Work to do: Identify the lines that contain the word "Plastic", then copy them.

— BEGIN —

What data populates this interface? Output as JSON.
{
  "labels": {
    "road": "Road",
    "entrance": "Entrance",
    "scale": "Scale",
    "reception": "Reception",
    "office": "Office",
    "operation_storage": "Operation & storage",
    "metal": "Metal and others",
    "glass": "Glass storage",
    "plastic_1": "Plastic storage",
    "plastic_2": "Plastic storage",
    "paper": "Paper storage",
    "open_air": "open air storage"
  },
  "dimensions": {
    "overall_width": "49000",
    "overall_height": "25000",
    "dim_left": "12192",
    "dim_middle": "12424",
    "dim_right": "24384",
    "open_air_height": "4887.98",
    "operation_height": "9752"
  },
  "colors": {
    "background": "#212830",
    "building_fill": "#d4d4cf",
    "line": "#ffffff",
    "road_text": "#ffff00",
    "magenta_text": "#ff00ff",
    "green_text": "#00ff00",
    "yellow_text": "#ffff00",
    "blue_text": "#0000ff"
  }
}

— END —

The output:
    "plastic_1": "Plastic storage",
    "plastic_2": "Plastic storage",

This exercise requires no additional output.